→ **WRITTEN PROBLEM**: Exactly as they appear, output all of the entries.

→ **DATA SHOWN**:

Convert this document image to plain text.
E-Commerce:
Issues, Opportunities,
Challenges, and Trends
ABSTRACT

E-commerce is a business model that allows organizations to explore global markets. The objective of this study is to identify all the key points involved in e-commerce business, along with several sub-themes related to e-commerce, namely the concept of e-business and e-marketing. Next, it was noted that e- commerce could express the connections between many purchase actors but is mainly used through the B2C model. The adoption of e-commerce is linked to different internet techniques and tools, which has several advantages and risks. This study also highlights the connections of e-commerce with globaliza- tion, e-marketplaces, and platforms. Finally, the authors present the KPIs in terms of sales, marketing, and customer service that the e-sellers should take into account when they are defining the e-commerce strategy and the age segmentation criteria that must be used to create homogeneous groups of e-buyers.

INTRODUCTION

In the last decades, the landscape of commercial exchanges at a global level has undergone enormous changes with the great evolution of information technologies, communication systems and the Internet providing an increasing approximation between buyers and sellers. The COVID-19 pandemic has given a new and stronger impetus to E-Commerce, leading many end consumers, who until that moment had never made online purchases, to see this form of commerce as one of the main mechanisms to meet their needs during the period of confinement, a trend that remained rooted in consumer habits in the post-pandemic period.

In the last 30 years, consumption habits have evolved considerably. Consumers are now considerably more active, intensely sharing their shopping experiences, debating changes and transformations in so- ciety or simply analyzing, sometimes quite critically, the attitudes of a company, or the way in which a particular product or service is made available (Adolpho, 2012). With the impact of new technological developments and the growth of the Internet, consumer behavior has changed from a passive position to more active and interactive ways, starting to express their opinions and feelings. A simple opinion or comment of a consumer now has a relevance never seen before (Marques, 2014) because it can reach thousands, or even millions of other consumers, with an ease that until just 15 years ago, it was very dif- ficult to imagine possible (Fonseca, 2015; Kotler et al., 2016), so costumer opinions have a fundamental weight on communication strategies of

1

→ **TASK SOLUTION**:
Convert this document image to plain text.
E-Commerce:
Issues, Opportunities,
Challenges, and Trends
ABSTRACT

E-commerce is a business model that allows organizations to explore global markets. The objective of this study is to identify all the key points involved in e-commerce business, along with several sub-themes related to e-commerce, namely the concept of e-business and e-marketing. Next, it was noted that e- commerce could express the connections between many purchase actors but is mainly used through the B2C model. The adoption of e-commerce is linked to different internet techniques and tools, which has several advantages and risks. This study also highlights the connections of e-commerce with globaliza- tion, e-marketplaces, and platforms. Finally, the authors present the KPIs in terms of sales, marketing, and customer service that the e-sellers should take into account when they are defining the e-commerce strategy and the age segmentation criteria that must be used to create homogeneous groups of e-buyers.

INTRODUCTION

In the last decades, the landscape of commercial exchanges at a global level has undergone enormous changes with the great evolution of information technologies, communication systems and the Internet providing an increasing approximation between buyers and sellers. The COVID-19 pandemic has given a new and stronger impetus to E-Commerce, leading many end consumers, who until that moment had never made online purchases, to see this form of commerce as one of the main mechanisms to meet their needs during the period of confinement, a trend that remained rooted in consumer habits in the post-pandemic period.

In the last 30 years, consumption habits have evolved considerably. Consumers are now considerably more active, intensely sharing their shopping experiences, debating changes and transformations in so- ciety or simply analyzing, sometimes quite critically, the attitudes of a company, or the way in which a particular product or service is made available (Adolpho, 2012). With the impact of new technological developments and the growth of the Internet, consumer behavior has changed from a passive position to more active and interactive ways, starting to express their opinions and feelings. A simple opinion or comment of a consumer now has a relevance never seen before (Marques, 2014) because it can reach thousands, or even millions of other consumers, with an ease that until just 15 years ago, it was very dif- ficult to imagine possible (Fonseca, 2015; Kotler et al., 2016), so costumer opinions have a fundamental weight on communication strategies of

1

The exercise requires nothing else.